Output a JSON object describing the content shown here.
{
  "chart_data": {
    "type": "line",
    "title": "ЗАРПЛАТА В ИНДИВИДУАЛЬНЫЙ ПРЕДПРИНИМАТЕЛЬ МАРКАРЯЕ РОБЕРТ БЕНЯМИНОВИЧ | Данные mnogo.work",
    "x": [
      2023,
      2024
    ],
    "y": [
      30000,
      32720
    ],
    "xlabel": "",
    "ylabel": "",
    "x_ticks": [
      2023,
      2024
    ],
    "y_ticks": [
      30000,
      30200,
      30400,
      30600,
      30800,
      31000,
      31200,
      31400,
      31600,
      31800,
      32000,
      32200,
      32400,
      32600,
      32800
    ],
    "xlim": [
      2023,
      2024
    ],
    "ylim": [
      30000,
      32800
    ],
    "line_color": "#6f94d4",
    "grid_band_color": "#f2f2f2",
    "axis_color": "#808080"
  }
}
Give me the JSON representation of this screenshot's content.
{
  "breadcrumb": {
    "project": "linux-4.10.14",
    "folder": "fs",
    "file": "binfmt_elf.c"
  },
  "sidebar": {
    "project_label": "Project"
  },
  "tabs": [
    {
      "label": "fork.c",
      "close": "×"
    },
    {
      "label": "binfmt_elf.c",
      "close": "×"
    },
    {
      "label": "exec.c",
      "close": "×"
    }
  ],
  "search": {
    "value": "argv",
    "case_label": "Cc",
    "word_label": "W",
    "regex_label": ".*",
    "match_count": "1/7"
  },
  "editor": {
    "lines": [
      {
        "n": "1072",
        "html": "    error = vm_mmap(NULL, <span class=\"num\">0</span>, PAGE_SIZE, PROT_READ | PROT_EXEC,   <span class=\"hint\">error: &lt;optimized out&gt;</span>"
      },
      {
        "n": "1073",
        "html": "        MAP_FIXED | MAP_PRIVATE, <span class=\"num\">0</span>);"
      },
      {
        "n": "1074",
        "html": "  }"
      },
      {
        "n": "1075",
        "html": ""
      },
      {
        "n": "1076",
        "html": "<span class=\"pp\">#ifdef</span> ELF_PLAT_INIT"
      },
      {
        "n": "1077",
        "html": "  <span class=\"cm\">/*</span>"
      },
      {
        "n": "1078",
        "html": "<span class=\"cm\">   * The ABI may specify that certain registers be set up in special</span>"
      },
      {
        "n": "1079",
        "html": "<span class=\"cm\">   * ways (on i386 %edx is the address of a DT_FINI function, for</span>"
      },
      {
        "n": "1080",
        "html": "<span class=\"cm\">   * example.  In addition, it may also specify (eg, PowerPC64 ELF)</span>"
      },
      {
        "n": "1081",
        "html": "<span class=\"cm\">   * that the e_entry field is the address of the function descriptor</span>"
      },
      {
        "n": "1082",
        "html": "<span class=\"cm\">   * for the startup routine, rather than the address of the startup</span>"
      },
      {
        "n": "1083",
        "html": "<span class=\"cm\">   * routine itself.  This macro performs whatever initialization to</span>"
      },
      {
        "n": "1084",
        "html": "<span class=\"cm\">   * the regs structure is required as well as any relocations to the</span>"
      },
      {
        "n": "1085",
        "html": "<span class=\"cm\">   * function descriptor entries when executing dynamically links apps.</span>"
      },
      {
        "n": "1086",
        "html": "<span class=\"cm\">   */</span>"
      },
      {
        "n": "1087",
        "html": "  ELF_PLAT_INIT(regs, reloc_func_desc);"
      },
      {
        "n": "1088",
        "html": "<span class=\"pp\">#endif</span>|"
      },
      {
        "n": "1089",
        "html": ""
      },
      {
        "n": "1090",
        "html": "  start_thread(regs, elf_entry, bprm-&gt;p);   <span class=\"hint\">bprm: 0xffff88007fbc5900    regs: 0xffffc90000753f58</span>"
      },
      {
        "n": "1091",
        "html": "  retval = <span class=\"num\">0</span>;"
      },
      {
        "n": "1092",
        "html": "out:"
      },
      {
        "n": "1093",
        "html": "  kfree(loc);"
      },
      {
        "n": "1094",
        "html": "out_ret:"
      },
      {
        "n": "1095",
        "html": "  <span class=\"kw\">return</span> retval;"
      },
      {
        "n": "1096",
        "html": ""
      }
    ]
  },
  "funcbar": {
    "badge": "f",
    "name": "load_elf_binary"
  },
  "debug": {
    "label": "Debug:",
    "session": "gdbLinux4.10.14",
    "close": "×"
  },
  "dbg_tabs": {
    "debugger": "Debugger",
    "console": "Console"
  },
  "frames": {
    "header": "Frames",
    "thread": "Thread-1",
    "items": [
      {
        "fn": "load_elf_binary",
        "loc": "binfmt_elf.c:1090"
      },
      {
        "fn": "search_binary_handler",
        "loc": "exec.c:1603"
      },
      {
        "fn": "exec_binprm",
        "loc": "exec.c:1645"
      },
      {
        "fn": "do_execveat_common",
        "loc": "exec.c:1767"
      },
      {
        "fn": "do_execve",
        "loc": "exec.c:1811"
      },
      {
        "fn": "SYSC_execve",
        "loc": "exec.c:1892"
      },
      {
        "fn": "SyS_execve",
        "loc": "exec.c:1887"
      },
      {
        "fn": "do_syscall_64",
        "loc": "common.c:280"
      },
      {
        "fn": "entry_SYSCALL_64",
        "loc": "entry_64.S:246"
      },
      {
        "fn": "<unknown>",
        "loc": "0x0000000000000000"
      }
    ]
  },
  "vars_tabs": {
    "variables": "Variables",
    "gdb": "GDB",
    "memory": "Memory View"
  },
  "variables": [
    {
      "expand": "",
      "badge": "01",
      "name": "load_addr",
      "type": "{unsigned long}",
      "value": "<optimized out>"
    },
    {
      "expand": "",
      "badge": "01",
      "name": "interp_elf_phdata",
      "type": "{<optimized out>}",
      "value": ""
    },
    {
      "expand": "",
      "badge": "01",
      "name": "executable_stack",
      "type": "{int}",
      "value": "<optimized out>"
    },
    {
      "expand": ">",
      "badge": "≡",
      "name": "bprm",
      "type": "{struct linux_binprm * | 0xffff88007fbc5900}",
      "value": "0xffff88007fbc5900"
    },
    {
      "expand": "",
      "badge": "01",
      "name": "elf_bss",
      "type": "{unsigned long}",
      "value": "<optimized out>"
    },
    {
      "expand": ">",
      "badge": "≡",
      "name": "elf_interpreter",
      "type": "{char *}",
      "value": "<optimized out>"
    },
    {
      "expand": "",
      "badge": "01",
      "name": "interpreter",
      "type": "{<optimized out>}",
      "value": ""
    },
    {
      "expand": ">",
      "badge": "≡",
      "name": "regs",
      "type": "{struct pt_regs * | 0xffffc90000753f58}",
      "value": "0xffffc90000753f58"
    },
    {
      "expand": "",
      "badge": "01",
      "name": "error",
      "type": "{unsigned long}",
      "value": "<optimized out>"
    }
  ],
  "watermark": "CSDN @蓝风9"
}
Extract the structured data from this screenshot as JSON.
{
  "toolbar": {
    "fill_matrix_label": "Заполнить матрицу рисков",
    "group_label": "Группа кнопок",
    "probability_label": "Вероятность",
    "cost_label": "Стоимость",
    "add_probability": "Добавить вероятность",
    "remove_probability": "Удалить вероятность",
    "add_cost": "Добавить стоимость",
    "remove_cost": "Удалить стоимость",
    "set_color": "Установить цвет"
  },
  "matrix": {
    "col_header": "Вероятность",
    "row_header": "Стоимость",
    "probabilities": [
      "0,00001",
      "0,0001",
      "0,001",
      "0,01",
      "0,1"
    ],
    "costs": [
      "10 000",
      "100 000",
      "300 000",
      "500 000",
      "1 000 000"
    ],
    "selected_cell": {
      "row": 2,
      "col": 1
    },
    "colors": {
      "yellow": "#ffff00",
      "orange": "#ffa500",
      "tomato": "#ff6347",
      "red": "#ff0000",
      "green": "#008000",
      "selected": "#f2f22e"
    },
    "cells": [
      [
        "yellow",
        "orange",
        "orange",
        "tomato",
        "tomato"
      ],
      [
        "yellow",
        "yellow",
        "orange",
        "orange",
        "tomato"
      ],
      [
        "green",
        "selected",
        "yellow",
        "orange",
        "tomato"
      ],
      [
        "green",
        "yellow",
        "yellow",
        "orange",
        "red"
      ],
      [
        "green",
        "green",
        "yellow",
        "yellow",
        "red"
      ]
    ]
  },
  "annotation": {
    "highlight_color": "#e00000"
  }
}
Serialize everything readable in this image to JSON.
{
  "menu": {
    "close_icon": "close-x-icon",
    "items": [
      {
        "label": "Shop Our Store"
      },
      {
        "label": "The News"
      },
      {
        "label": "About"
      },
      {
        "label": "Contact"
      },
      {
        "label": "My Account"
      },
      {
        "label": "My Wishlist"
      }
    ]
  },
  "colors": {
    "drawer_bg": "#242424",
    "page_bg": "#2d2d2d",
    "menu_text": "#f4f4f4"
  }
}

**WRITTEN EXERCISE**
Locate "Serialize everything readable" in the material, then quote the line that contains it and all lines after it through the final one.

**ANSWER**
Serialize everything readable in this image to JSON.
{
  "menu": {
    "close_icon": "close-x-icon",
    "items": [
      {
        "label": "Shop Our Store"
      },
      {
        "label": "The News"
      },
      {
        "label": "About"
      },
      {
        "label": "Contact"
      },
      {
        "label": "My Account"
      },
      {
        "label": "My Wishlist"
      }
    ]
  },
  "colors": {
    "drawer_bg": "#242424",
    "page_bg": "#2d2d2d",
    "menu_text": "#f4f4f4"
  }
}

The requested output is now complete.